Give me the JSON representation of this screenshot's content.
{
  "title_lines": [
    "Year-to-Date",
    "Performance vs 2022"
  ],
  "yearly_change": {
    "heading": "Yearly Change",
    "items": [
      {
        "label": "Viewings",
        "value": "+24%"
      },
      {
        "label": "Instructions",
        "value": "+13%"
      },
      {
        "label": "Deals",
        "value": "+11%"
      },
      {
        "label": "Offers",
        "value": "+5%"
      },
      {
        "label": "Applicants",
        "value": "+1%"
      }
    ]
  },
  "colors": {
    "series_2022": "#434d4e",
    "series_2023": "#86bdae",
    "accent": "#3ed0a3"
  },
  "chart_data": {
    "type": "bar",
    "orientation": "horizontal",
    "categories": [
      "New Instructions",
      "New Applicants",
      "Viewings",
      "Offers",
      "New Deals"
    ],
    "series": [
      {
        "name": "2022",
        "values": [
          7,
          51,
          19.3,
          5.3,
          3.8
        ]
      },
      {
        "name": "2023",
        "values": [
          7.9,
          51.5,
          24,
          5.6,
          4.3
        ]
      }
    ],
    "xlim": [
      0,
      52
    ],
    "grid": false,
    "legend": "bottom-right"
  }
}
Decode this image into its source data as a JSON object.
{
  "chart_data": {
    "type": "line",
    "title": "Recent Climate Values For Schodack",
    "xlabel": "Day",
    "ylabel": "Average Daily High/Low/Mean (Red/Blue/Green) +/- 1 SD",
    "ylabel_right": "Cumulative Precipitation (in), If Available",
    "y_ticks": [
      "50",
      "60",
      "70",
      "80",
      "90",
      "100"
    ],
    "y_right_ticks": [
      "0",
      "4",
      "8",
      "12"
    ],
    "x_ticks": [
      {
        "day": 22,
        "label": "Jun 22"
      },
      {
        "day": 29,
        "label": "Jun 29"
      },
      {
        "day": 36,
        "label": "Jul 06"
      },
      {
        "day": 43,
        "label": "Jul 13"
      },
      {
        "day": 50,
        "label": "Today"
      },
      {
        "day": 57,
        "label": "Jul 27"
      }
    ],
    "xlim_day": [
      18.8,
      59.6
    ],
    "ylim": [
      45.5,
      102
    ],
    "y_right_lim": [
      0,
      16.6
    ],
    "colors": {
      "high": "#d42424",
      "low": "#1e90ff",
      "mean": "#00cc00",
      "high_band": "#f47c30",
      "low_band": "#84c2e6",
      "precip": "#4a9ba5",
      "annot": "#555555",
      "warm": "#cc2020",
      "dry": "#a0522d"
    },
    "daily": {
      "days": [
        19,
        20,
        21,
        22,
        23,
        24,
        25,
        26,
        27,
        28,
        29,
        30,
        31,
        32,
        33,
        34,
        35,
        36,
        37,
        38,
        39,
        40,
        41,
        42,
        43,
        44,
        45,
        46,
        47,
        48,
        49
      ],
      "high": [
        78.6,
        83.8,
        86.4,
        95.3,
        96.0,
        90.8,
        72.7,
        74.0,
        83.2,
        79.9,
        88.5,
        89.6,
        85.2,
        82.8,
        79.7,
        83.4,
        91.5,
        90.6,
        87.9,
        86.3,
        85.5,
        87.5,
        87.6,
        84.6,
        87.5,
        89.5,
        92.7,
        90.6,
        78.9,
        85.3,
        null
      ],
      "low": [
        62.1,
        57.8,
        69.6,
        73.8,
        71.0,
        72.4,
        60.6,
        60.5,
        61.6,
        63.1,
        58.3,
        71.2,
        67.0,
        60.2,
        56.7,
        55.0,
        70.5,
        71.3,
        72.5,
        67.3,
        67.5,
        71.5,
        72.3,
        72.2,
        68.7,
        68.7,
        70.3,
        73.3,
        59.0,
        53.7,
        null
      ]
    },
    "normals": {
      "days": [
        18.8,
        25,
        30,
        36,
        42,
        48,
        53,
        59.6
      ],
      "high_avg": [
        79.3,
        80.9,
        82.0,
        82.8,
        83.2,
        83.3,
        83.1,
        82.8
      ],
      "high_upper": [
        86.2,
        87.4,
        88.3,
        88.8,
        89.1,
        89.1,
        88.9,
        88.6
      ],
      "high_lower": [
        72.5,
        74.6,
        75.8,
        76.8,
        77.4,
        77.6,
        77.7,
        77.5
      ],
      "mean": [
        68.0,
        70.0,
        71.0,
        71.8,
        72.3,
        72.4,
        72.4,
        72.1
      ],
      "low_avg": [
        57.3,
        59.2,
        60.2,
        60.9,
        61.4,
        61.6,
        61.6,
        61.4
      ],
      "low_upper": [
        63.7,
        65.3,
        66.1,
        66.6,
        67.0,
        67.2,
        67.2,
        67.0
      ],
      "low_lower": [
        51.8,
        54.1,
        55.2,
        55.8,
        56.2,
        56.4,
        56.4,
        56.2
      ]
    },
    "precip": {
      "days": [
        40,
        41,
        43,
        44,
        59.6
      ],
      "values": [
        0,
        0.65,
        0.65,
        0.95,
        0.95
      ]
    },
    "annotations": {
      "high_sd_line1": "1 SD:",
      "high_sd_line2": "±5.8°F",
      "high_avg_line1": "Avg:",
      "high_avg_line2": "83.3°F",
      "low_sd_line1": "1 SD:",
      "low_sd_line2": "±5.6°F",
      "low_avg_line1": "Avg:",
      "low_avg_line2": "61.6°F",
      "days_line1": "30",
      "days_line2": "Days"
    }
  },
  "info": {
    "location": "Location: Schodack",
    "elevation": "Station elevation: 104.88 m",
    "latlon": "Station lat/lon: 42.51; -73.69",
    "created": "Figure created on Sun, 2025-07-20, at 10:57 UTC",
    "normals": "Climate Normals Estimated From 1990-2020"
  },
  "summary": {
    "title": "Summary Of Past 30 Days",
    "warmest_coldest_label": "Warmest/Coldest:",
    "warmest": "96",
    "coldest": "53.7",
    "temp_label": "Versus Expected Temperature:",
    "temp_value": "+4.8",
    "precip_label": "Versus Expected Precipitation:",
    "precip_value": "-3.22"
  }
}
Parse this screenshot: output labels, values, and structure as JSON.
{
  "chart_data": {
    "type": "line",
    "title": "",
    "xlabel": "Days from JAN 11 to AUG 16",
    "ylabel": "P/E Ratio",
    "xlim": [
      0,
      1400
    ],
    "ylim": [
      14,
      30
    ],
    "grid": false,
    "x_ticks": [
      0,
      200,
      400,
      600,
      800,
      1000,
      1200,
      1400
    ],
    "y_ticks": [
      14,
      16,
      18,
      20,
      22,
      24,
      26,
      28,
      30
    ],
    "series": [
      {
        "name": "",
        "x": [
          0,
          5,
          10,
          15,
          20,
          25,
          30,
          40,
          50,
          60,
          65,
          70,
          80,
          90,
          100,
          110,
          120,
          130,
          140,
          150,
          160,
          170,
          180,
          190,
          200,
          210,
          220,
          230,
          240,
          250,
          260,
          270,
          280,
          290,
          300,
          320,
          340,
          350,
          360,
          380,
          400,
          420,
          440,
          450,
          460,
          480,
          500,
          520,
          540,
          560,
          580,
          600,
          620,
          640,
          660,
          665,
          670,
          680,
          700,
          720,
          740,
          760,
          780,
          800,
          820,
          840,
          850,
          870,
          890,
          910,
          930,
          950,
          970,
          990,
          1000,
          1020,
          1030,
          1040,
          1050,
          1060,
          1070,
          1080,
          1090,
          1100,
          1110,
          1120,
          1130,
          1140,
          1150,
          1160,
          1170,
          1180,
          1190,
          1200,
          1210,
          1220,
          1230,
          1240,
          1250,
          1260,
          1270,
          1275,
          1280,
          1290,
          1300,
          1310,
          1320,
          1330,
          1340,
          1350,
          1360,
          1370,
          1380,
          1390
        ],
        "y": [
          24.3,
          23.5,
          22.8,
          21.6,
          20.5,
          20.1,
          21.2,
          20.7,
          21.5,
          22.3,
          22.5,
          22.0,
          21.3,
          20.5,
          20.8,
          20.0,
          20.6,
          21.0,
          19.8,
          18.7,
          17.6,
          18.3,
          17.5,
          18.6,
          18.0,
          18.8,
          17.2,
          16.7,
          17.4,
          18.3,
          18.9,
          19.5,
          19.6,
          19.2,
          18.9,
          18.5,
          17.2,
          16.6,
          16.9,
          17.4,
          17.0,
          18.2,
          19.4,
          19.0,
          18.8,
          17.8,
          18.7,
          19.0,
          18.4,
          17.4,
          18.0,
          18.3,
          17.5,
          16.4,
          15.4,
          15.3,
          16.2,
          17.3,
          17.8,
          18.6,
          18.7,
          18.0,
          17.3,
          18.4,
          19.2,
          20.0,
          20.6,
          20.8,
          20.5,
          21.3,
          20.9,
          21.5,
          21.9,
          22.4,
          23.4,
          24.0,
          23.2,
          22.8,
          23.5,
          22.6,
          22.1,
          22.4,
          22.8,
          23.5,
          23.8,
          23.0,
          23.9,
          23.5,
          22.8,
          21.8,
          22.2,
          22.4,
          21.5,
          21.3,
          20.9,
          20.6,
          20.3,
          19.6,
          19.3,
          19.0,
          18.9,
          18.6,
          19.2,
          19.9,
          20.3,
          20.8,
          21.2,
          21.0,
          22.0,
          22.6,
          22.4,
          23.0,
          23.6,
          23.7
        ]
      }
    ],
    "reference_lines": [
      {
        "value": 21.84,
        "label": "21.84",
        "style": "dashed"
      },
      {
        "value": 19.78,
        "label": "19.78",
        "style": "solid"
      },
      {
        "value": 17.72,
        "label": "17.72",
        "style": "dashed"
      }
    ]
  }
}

= = =

Task to complete - Pick out each line that holds the string "Climate".

Answer below -
    "title": "Recent Climate Values For Schodack",
    "normals": "Climate Normals Estimated From 1990-2020"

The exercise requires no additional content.